Element and region data:
=-=-=-=-=
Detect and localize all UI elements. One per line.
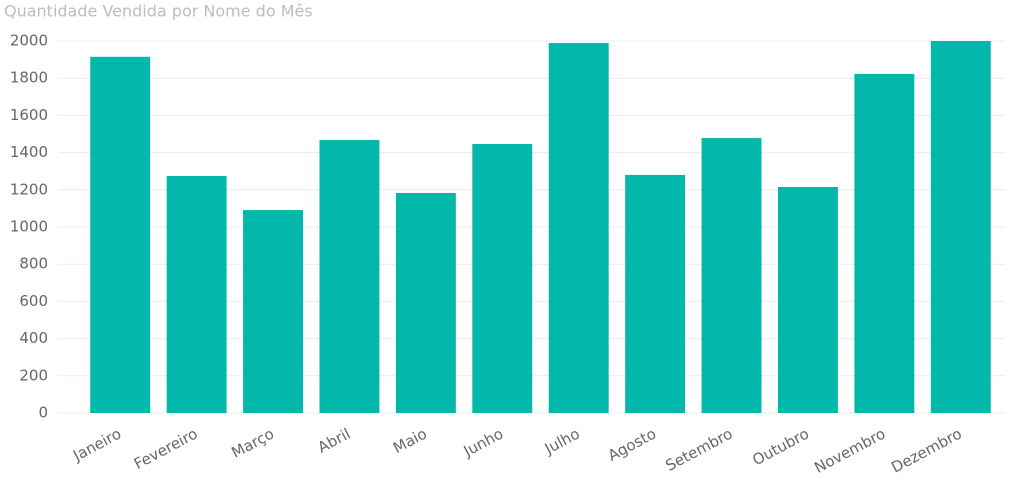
- bar: [319, 139, 380, 413]
- y-tick-label: 200: [19, 366, 48, 384]
- y-tick-label: 0: [38, 404, 48, 422]
- bar: [625, 174, 686, 413]
- x-tick-label: Agosto: [605, 425, 659, 465]
- x-tick-label: Fevereiro: [131, 425, 201, 473]
- y-tick-label: 1800: [10, 69, 48, 87]
- bar: [854, 73, 915, 413]
- bar: [778, 187, 838, 413]
- x-tick-label: Outubro: [749, 425, 812, 470]
- x-tick-label: Maio: [390, 425, 430, 458]
- y-tick-label: 1600: [10, 106, 48, 124]
- bar: [701, 138, 762, 414]
- y-tick-label: 1200: [10, 180, 48, 198]
- x-tick-label: Janeiro: [69, 425, 124, 466]
- y-tick-label: 800: [19, 255, 48, 273]
- bar: [930, 41, 991, 413]
- bar: [472, 144, 533, 413]
- x-tick-label: Setembro: [663, 425, 736, 475]
- y-tick-label: 2000: [10, 32, 48, 50]
- x-tick-label: Abril: [315, 425, 354, 457]
- bar: [395, 192, 456, 413]
- bar: [166, 176, 227, 413]
- y-tick-label: 1000: [10, 218, 48, 236]
- y-tick-label: 400: [19, 329, 48, 347]
- x-tick-label: Março: [228, 425, 277, 462]
- chart-title: Quantidade Vendida por Nome do Mês: [4, 2, 313, 21]
- x-tick-label: Dezembro: [888, 425, 964, 477]
- bar: [548, 43, 609, 414]
- y-tick-label: 1400: [10, 143, 48, 161]
- y-tick-label: 600: [19, 292, 48, 310]
- x-tick-label: Novembro: [811, 425, 888, 477]
- x-tick-label: Junho: [460, 425, 507, 461]
- x-tick-label: Julho: [541, 425, 583, 459]
- bar: [243, 210, 303, 413]
- bar: [90, 56, 151, 414]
=-=-=-=-=
§ Written problem:
Put every line of the data above into a Markdown table with the columns "Row" and "Line", numbering the rows and skipping blank lines. Leave the pictures out.

§ Finished task:
| Row | Line |
|---|---|
| 1 | Detect and localize all UI elements. One per line. |
| 2 | - bar: [319, 139, 380, 413] |
| 3 | - y-tick-label: 200: [19, 366, 48, 384] |
| 4 | - y-tick-label: 0: [38, 404, 48, 422] |
| 5 | - bar: [625, 174, 686, 413] |
| 6 | - x-tick-label: Agosto: [605, 425, 659, 465] |
| 7 | - x-tick-label: Fevereiro: [131, 425, 201, 473] |
| 8 | - y-tick-label: 1800: [10, 69, 48, 87] |
| 9 | - bar: [854, 73, 915, 413] |
| 10 | - bar: [778, 187, 838, 413] |
| 11 | - x-tick-label: Outubro: [749, 425, 812, 470] |
| 12 | - x-tick-label: Maio: [390, 425, 430, 458] |
| 13 | - y-tick-label: 1600: [10, 106, 48, 124] |
| 14 | - bar: [701, 138, 762, 414] |
| 15 | - y-tick-label: 1200: [10, 180, 48, 198] |
| 16 | - x-tick-label: Janeiro: [69, 425, 124, 466] |
| 17 | - y-tick-label: 800: [19, 255, 48, 273] |
| 18 | - bar: [930, 41, 991, 413] |
| 19 | - bar: [472, 144, 533, 413] |
| 20 | - x-tick-label: Setembro: [663, 425, 736, 475] |
| 21 | - y-tick-label: 2000: [10, 32, 48, 50] |
| 22 | - x-tick-label: Abril: [315, 425, 354, 457] |
| 23 | - bar: [395, 192, 456, 413] |
| 24 | - bar: [166, 176, 227, 413] |
| 25 | - y-tick-label: 1000: [10, 218, 48, 236] |
| 26 | - y-tick-label: 400: [19, 329, 48, 347] |
| 27 | - x-tick-label: Março: [228, 425, 277, 462] |
| 28 | - chart-title: Quantidade Vendida por Nome do Mês: [4, 2, 313, 21] |
| 29 | - x-tick-label: Dezembro: [888, 425, 964, 477] |
| 30 | - bar: [548, 43, 609, 414] |
| 31 | - y-tick-label: 1400: [10, 143, 48, 161] |
| 32 | - y-tick-label: 600: [19, 292, 48, 310] |
| 33 | - x-tick-label: Novembro: [811, 425, 888, 477] |
| 34 | - x-tick-label: Junho: [460, 425, 507, 461] |
| 35 | - x-tick-label: Julho: [541, 425, 583, 459] |
| 36 | - bar: [243, 210, 303, 413] |
| 37 | - bar: [90, 56, 151, 414] |